• [Set task]:
The entries that follow should be written out exactly.

(Dataset records)
•••
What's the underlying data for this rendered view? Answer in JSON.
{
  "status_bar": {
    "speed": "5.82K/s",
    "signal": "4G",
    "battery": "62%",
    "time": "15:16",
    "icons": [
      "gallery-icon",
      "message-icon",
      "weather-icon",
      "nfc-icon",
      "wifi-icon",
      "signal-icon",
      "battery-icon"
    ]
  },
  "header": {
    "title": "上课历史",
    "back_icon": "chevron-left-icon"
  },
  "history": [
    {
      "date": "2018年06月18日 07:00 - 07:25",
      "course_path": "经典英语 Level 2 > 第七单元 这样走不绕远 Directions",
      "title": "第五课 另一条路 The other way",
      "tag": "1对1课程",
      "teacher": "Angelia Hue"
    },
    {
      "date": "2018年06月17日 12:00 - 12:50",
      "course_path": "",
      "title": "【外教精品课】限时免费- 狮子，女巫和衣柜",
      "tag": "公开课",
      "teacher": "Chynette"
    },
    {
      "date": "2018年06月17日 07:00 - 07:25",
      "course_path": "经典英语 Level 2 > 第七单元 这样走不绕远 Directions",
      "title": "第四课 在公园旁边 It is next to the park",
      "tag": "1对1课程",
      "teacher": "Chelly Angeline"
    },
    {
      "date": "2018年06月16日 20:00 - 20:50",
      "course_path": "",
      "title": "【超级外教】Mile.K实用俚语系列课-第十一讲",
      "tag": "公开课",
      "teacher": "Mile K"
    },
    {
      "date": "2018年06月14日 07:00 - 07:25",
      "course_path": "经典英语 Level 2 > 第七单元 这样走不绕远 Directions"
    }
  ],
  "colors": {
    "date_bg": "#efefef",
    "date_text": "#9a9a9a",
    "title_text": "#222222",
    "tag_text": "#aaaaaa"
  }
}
•••
• [The answer]:
What's the underlying data for this rendered view? Answer in JSON.
{
  "status_bar": {
    "speed": "5.82K/s",
    "signal": "4G",
    "battery": "62%",
    "time": "15:16",
    "icons": [
      "gallery-icon",
      "message-icon",
      "weather-icon",
      "nfc-icon",
      "wifi-icon",
      "signal-icon",
      "battery-icon"
    ]
  },
  "header": {
    "title": "上课历史",
    "back_icon": "chevron-left-icon"
  },
  "history": [
    {
      "date": "2018年06月18日 07:00 - 07:25",
      "course_path": "经典英语 Level 2 > 第七单元 这样走不绕远 Directions",
      "title": "第五课 另一条路 The other way",
      "tag": "1对1课程",
      "teacher": "Angelia Hue"
    },
    {
      "date": "2018年06月17日 12:00 - 12:50",
      "course_path": "",
      "title": "【外教精品课】限时免费- 狮子，女巫和衣柜",
      "tag": "公开课",
      "teacher": "Chynette"
    },
    {
      "date": "2018年06月17日 07:00 - 07:25",
      "course_path": "经典英语 Level 2 > 第七单元 这样走不绕远 Directions",
      "title": "第四课 在公园旁边 It is next to the park",
      "tag": "1对1课程",
      "teacher": "Chelly Angeline"
    },
    {
      "date": "2018年06月16日 20:00 - 20:50",
      "course_path": "",
      "title": "【超级外教】Mile.K实用俚语系列课-第十一讲",
      "tag": "公开课",
      "teacher": "Mile K"
    },
    {
      "date": "2018年06月14日 07:00 - 07:25",
      "course_path": "经典英语 Level 2 > 第七单元 这样走不绕远 Directions"
    }
  ],
  "colors": {
    "date_bg": "#efefef",
    "date_text": "#9a9a9a",
    "title_text": "#222222",
    "tag_text": "#aaaaaa"
  }
}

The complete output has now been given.